● **正文**:
>>>>

题解 | #连续两次作答试卷的最大时间窗#
连续两次作答试卷的最大时间窗
https://www.nowcoder.com/practice/9dcc0eebb8394e79ada1d4d4e979d73c
select uid,
# 取用户连续2次作答试卷的最大值
max(days_window) days_window,
# 用户累计作答的试卷数/用户作答试卷的最大时间窗=用户平均每天作答的试卷数
# 用户平均每天作答的试卷数*用户连续2次作答试卷的最大值=avg_exam_cnt
round(max(exam_cnt)/max(max_days_window)*max(days_window),2) avg_exam_cnt
from
(select uid,date(start_time) s_day,
# 通过偏移窗口函数计算连续2次作答试卷的时间窗
#第二次作答试卷的时间 lead(date(start_time))over(partition by uid order by date(start_time))

<<<<

● **提取的数据**:
>>>>

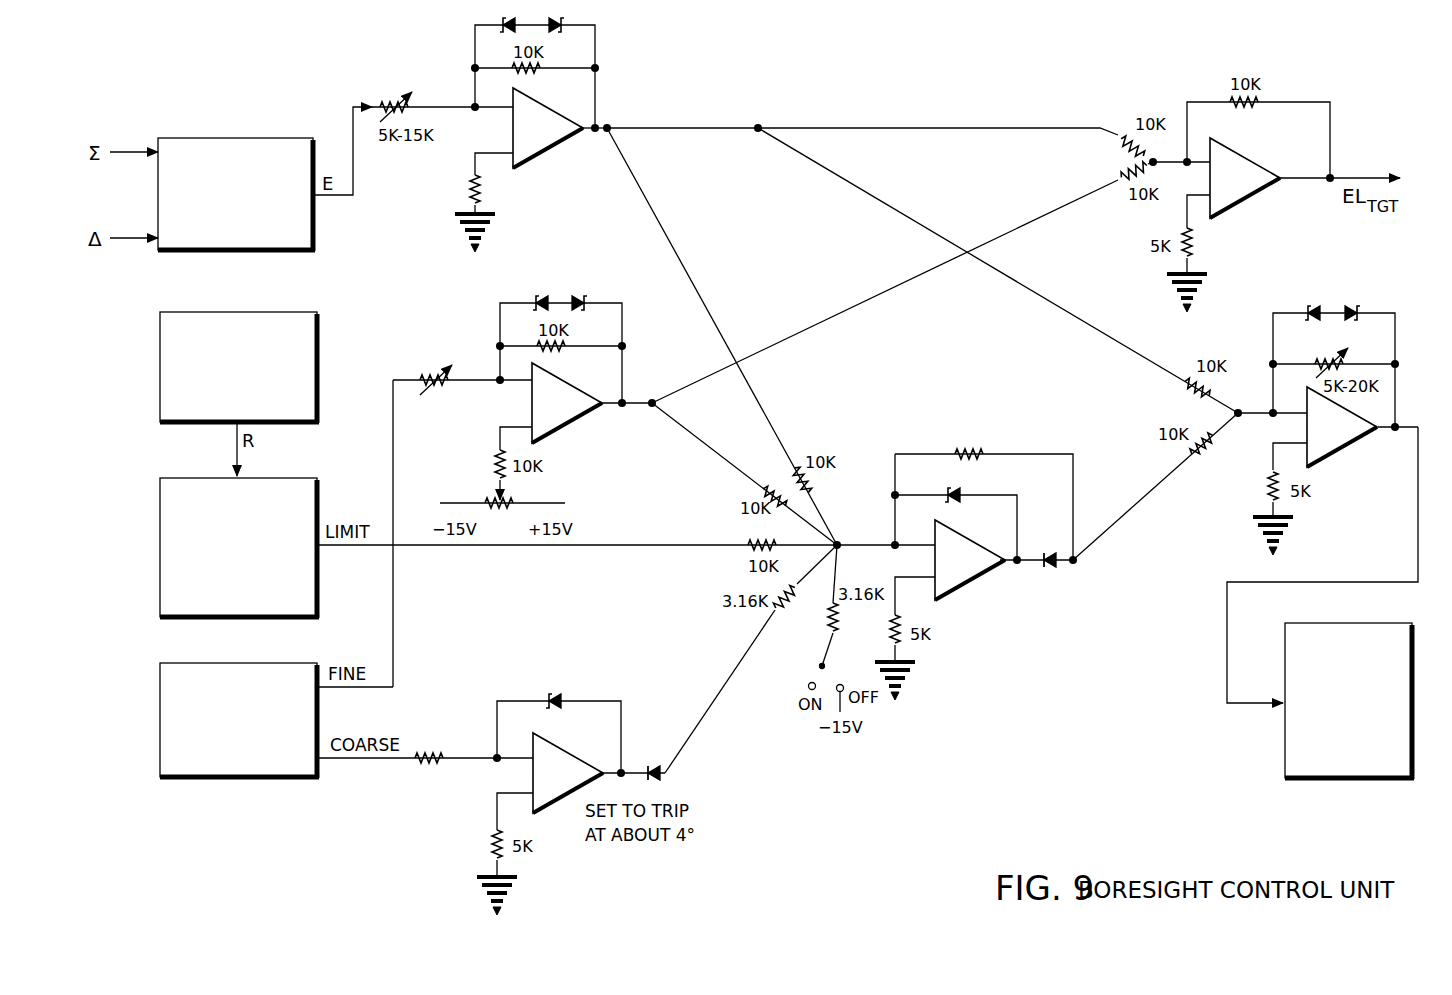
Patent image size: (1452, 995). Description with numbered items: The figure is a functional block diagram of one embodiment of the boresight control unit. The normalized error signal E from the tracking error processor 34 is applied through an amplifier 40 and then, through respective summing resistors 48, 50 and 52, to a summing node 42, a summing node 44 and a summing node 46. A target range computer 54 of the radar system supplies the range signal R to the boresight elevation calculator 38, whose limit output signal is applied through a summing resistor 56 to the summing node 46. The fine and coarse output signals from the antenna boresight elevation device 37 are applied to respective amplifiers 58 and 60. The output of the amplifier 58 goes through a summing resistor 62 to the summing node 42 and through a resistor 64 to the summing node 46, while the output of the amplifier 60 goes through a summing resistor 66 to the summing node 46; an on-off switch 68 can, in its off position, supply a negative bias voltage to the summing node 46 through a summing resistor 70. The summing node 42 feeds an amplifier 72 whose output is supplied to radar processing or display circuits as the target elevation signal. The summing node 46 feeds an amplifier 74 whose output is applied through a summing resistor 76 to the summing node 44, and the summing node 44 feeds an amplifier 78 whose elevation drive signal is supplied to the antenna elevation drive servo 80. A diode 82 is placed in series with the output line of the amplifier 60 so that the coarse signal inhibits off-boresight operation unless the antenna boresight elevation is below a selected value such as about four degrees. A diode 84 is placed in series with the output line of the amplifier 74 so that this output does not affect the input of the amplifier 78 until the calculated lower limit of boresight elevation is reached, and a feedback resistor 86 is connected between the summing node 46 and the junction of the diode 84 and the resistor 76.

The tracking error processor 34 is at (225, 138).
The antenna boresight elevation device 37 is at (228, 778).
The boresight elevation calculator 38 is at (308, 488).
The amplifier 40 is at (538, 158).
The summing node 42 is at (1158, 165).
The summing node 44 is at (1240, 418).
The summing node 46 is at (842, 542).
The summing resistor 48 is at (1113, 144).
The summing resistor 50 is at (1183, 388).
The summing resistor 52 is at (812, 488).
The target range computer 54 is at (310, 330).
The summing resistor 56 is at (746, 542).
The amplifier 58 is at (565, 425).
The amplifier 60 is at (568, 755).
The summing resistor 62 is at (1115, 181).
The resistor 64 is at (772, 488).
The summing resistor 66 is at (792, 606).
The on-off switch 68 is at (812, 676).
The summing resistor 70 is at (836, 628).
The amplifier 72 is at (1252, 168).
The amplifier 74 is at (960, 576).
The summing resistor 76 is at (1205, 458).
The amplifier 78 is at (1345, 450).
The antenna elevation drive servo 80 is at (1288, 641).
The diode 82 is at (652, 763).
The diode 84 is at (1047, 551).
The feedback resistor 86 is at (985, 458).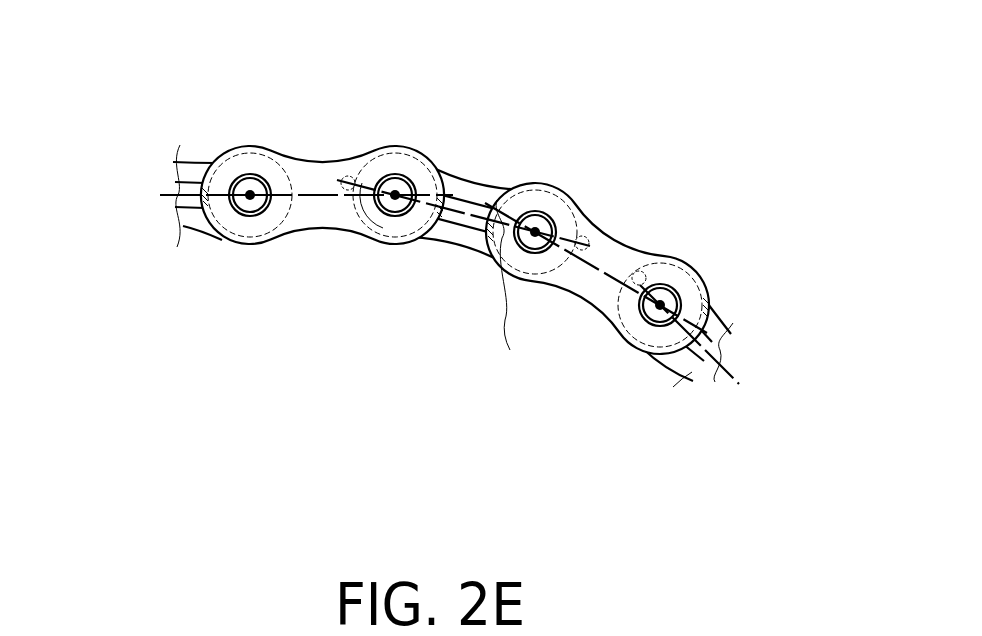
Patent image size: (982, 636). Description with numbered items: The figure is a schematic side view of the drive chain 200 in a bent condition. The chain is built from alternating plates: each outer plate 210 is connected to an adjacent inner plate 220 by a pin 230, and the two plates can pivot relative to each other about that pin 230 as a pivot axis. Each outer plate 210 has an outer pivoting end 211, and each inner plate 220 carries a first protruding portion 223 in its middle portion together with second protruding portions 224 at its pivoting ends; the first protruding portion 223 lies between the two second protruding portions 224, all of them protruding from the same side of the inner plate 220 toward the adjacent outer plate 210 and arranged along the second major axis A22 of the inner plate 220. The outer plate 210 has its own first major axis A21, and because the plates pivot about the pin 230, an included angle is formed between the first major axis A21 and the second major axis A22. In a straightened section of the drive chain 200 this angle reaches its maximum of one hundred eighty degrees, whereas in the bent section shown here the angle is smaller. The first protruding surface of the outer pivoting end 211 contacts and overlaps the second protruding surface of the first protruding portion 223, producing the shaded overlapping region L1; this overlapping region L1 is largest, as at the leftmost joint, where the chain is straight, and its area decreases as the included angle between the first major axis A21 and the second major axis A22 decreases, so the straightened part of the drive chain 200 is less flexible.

<<<<

照原样抄录题解中从“题解 | #连续两次作答试卷的最大时间窗#”到“order by date(start_time))”的部分。 请只依据题解作答。

题解 | #连续两次作答试卷的最大时间窗#
连续两次作答试卷的最大时间窗
https://www.nowcoder.com/practice/9dcc0eebb8394e79ada1d4d4e979d73c
select uid,
# 取用户连续2次作答试卷的最大值
max(days_window) days_window,
# 用户累计作答的试卷数/用户作答试卷的最大时间窗=用户平均每天作答的试卷数
# 用户平均每天作答的试卷数*用户连续2次作答试卷的最大值=avg_exam_cnt
round(max(exam_cnt)/max(max_days_window)*max(days_window),2) avg_exam_cnt
from
(select uid,date(start_time) s_day,
# 通过偏移窗口函数计算连续2次作答试卷的时间窗
#第二次作答试卷的时间 lead(date(start_time))over(partition by uid order by date(start_time))